Output the entries word for word. Omit images.

Dataset records
* * * * * * * * *

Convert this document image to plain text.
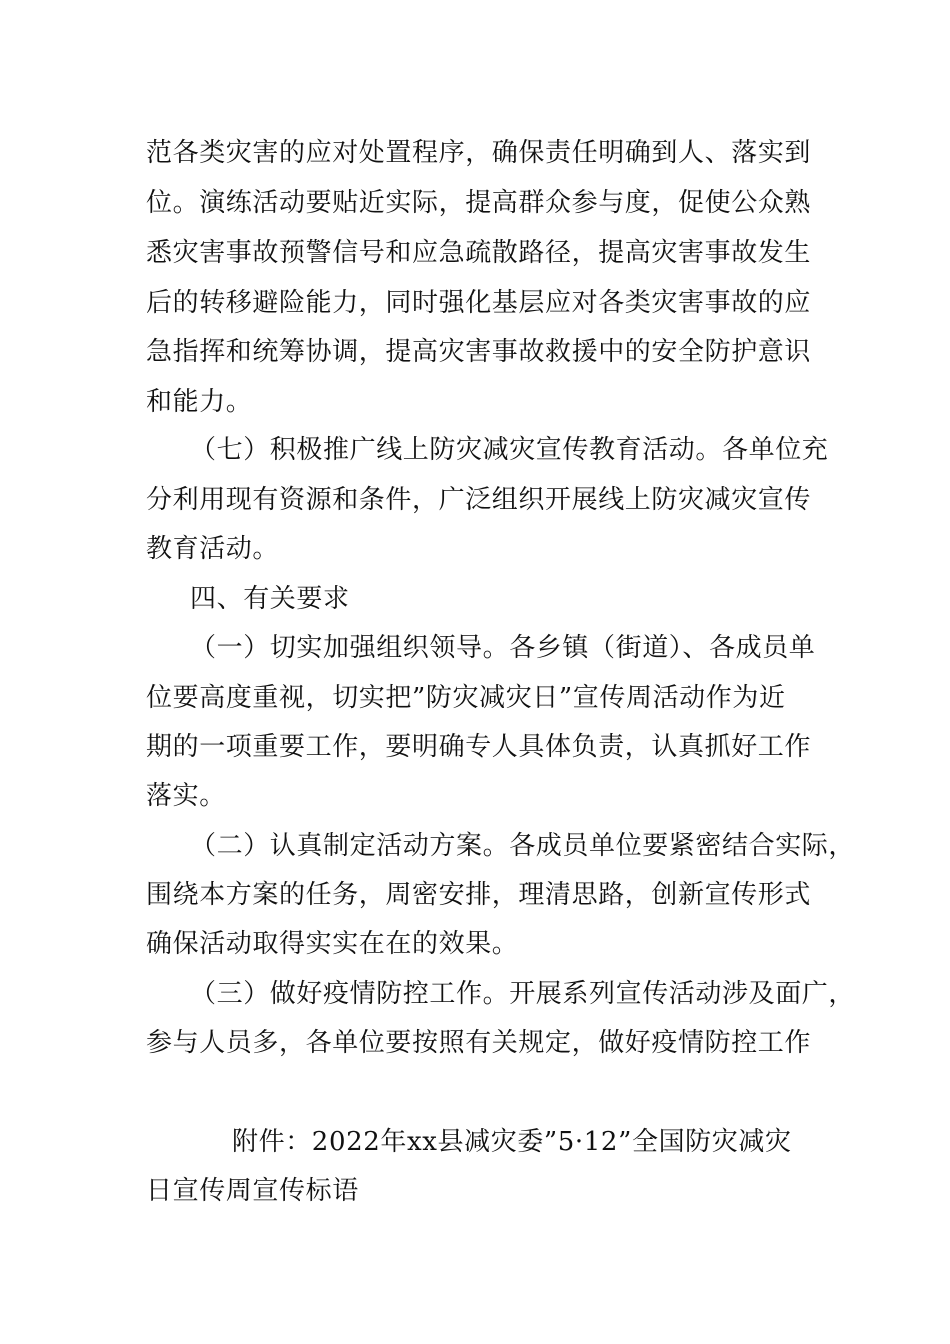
范各类灾害的应对处置程序，确保责任明确到人、落实到
位。演练活动要贴近实际，提高群众参与度，促使公众熟
悉灾害事故预警信号和应急疏散路径，提高灾害事故发生
后的转移避险能力，同时强化基层应对各类灾害事故的应
急指挥和统筹协调，提高灾害事故救援中的安全防护意识
和能力。
（七）积极推广线上防灾减灾宣传教育活动。各单位充
分利用现有资源和条件，广泛组织开展线上防灾减灾宣传
教育活动。
四、有关要求
（一）切实加强组织领导。各乡镇（街道）、各成员单
位要高度重视，切实把”防灾减灾日”宣传周活动作为近
期的一项重要工作，要明确专人具体负责，认真抓好工作
落实。
（二）认真制定活动方案。各成员单位要紧密结合实际，
围绕本方案的任务，周密安排，理清思路，创新宣传形式
确保活动取得实实在在的效果。
（三）做好疫情防控工作。开展系列宣传活动涉及面广，
参与人员多，各单位要按照有关规定，做好疫情防控工作
附件：2022年xx县减灾委”5·12”全国防灾减灾
日宣传周宣传标语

* * * * * * * * *

* **Complete output**:
Convert this document image to plain text.
范各类灾害的应对处置程序，确保责任明确到人、落实到
位。演练活动要贴近实际，提高群众参与度，促使公众熟
悉灾害事故预警信号和应急疏散路径，提高灾害事故发生
后的转移避险能力，同时强化基层应对各类灾害事故的应
急指挥和统筹协调，提高灾害事故救援中的安全防护意识
和能力。
（七）积极推广线上防灾减灾宣传教育活动。各单位充
分利用现有资源和条件，广泛组织开展线上防灾减灾宣传
教育活动。
四、有关要求
（一）切实加强组织领导。各乡镇（街道）、各成员单
位要高度重视，切实把”防灾减灾日”宣传周活动作为近
期的一项重要工作，要明确专人具体负责，认真抓好工作
落实。
（二）认真制定活动方案。各成员单位要紧密结合实际，
围绕本方案的任务，周密安排，理清思路，创新宣传形式
确保活动取得实实在在的效果。
（三）做好疫情防控工作。开展系列宣传活动涉及面广，
参与人员多，各单位要按照有关规定，做好疫情防控工作
附件：2022年xx县减灾委”5·12”全国防灾减灾
日宣传周宣传标语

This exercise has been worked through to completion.